Lines of data:
- - - -

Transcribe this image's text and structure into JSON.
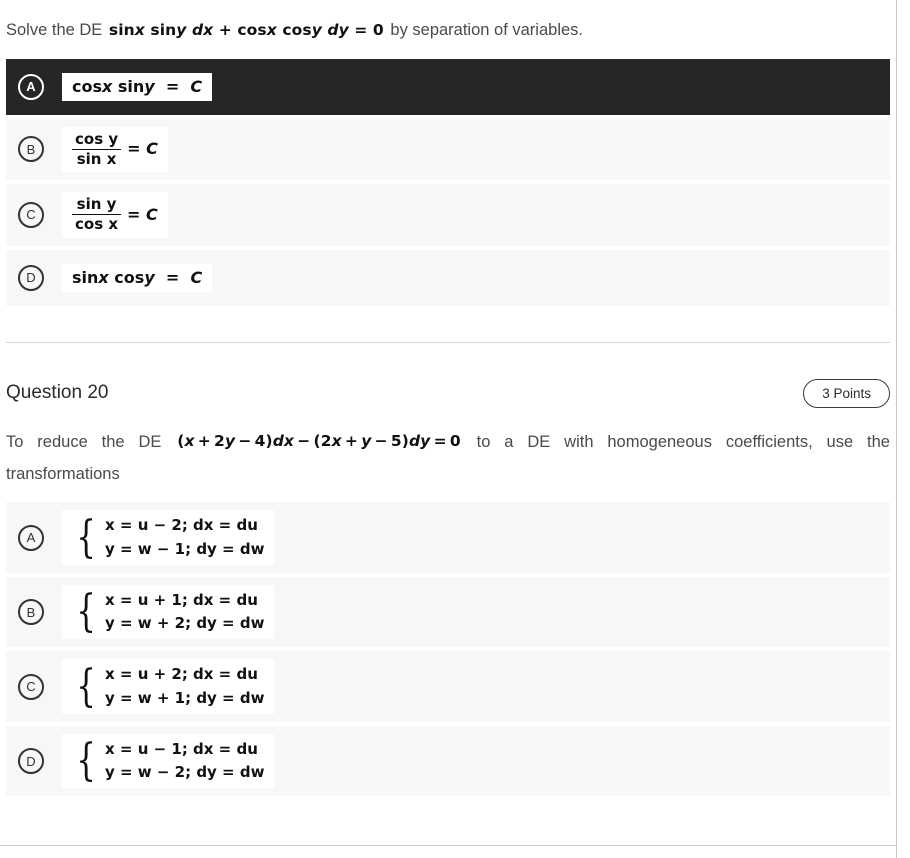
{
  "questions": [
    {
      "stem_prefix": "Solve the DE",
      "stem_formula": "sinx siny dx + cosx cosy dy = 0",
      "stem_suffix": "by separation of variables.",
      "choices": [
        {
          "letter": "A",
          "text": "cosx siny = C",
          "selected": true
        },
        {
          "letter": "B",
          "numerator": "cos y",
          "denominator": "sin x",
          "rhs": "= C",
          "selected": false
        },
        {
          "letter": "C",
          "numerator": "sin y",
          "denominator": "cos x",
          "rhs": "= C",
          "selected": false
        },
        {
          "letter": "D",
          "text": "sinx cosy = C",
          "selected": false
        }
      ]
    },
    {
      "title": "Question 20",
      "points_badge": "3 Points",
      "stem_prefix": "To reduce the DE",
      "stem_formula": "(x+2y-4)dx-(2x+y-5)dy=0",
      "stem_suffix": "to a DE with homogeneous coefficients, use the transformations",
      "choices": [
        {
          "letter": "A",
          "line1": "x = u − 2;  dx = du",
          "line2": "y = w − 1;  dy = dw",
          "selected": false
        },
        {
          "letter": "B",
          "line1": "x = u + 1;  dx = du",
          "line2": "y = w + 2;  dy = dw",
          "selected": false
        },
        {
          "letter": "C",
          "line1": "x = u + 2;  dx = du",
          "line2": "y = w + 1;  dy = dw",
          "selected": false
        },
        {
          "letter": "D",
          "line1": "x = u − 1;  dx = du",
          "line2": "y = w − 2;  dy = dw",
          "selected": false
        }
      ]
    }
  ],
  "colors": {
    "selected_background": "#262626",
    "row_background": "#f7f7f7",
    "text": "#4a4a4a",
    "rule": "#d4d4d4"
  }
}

- - - -

Stated task
Do not include the images; transcribe the rest of the listing exactly.

Answer to the task
Transcribe this image's text and structure into JSON.
{
  "questions": [
    {
      "stem_prefix": "Solve the DE",
      "stem_formula": "sinx siny dx + cosx cosy dy = 0",
      "stem_suffix": "by separation of variables.",
      "choices": [
        {
          "letter": "A",
          "text": "cosx siny = C",
          "selected": true
        },
        {
          "letter": "B",
          "numerator": "cos y",
          "denominator": "sin x",
          "rhs": "= C",
          "selected": false
        },
        {
          "letter": "C",
          "numerator": "sin y",
          "denominator": "cos x",
          "rhs": "= C",
          "selected": false
        },
        {
          "letter": "D",
          "text": "sinx cosy = C",
          "selected": false
        }
      ]
    },
    {
      "title": "Question 20",
      "points_badge": "3 Points",
      "stem_prefix": "To reduce the DE",
      "stem_formula": "(x+2y-4)dx-(2x+y-5)dy=0",
      "stem_suffix": "to a DE with homogeneous coefficients, use the transformations",
      "choices": [
        {
          "letter": "A",
          "line1": "x = u − 2;  dx = du",
          "line2": "y = w − 1;  dy = dw",
          "selected": false
        },
        {
          "letter": "B",
          "line1": "x = u + 1;  dx = du",
          "line2": "y = w + 2;  dy = dw",
          "selected": false
        },
        {
          "letter": "C",
          "line1": "x = u + 2;  dx = du",
          "line2": "y = w + 1;  dy = dw",
          "selected": false
        },
        {
          "letter": "D",
          "line1": "x = u − 1;  dx = du",
          "line2": "y = w − 2;  dy = dw",
          "selected": false
        }
      ]
    }
  ],
  "colors": {
    "selected_background": "#262626",
    "row_background": "#f7f7f7",
    "text": "#4a4a4a",
    "rule": "#d4d4d4"
  }
}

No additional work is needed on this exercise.